◆ **WRITTEN TASK**:
Every line of the listing must be reproduced as it stands. Leave the images behind.

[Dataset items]
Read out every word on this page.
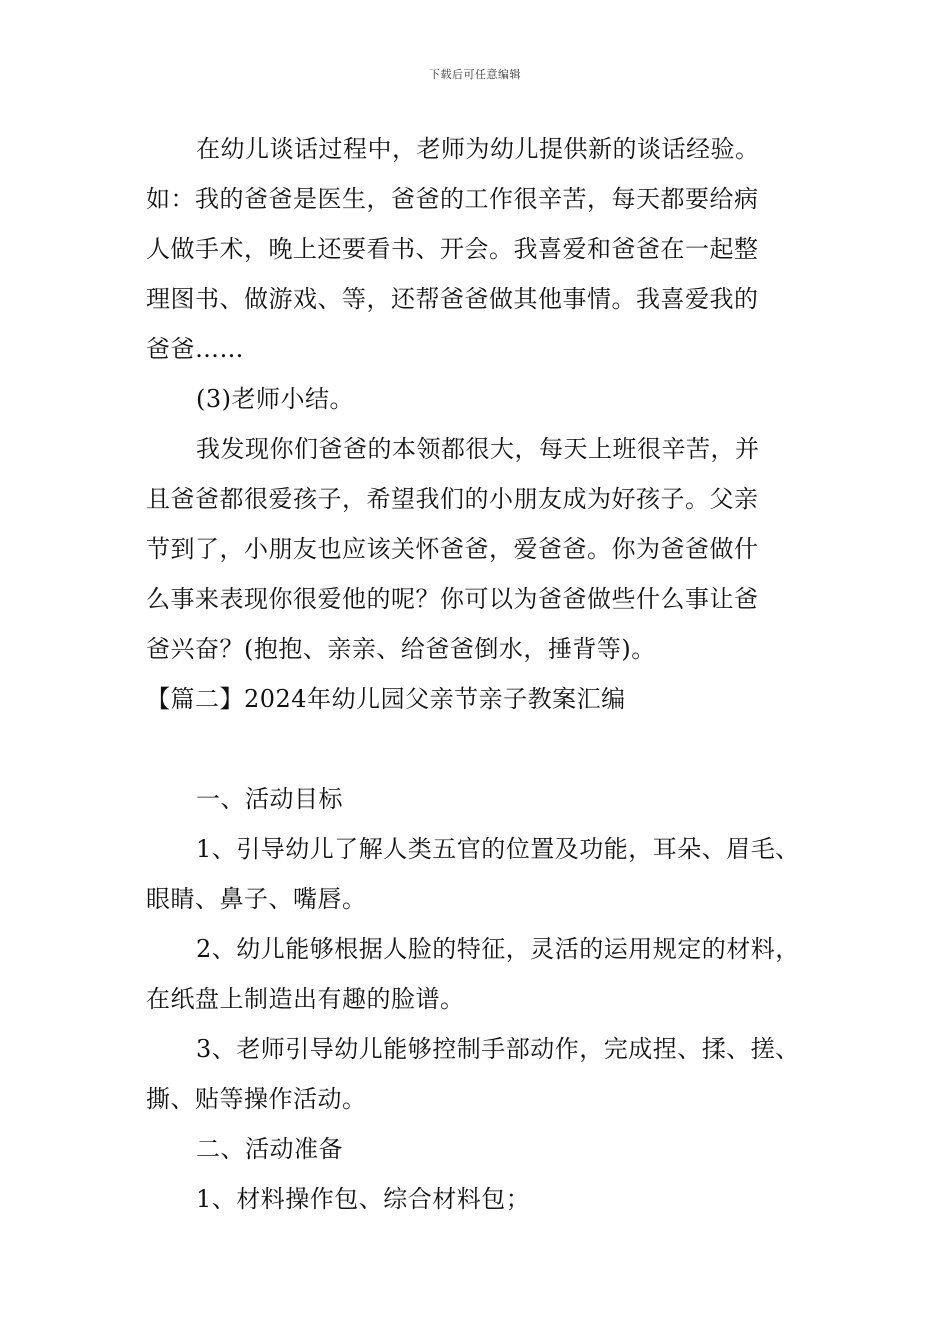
下载后可任意编辑
在幼儿谈话过程中，老师为幼儿提供新的谈话经验。
如：我的爸爸是医生，爸爸的工作很辛苦，每天都要给病
人做手术，晚上还要看书、开会。我喜爱和爸爸在一起整
理图书、做游戏、等，还帮爸爸做其他事情。我喜爱我的
爸爸……
(3)老师小结。
我发现你们爸爸的本领都很大，每天上班很辛苦，并
且爸爸都很爱孩子，希望我们的小朋友成为好孩子。父亲
节到了，小朋友也应该关怀爸爸，爱爸爸。你为爸爸做什
么事来表现你很爱他的呢？你可以为爸爸做些什么事让爸
爸兴奋？(抱抱、亲亲、给爸爸倒水，捶背等)。
【篇二】2024年幼儿园父亲节亲子教案汇编
一、活动目标
1、引导幼儿了解人类五官的位置及功能，耳朵、眉毛、
眼睛、鼻子、嘴唇。
2、幼儿能够根据人脸的特征，灵活的运用规定的材料，
在纸盘上制造出有趣的脸谱。
3、老师引导幼儿能够控制手部动作，完成捏、揉、搓、
撕、贴等操作活动。
二、活动准备
1、材料操作包、综合材料包；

◆ **FINAL RESULT**:
Read out every word on this page.
下载后可任意编辑
在幼儿谈话过程中，老师为幼儿提供新的谈话经验。
如：我的爸爸是医生，爸爸的工作很辛苦，每天都要给病
人做手术，晚上还要看书、开会。我喜爱和爸爸在一起整
理图书、做游戏、等，还帮爸爸做其他事情。我喜爱我的
爸爸……
(3)老师小结。
我发现你们爸爸的本领都很大，每天上班很辛苦，并
且爸爸都很爱孩子，希望我们的小朋友成为好孩子。父亲
节到了，小朋友也应该关怀爸爸，爱爸爸。你为爸爸做什
么事来表现你很爱他的呢？你可以为爸爸做些什么事让爸
爸兴奋？(抱抱、亲亲、给爸爸倒水，捶背等)。
【篇二】2024年幼儿园父亲节亲子教案汇编
一、活动目标
1、引导幼儿了解人类五官的位置及功能，耳朵、眉毛、
眼睛、鼻子、嘴唇。
2、幼儿能够根据人脸的特征，灵活的运用规定的材料，
在纸盘上制造出有趣的脸谱。
3、老师引导幼儿能够控制手部动作，完成捏、揉、搓、
撕、贴等操作活动。
二、活动准备
1、材料操作包、综合材料包；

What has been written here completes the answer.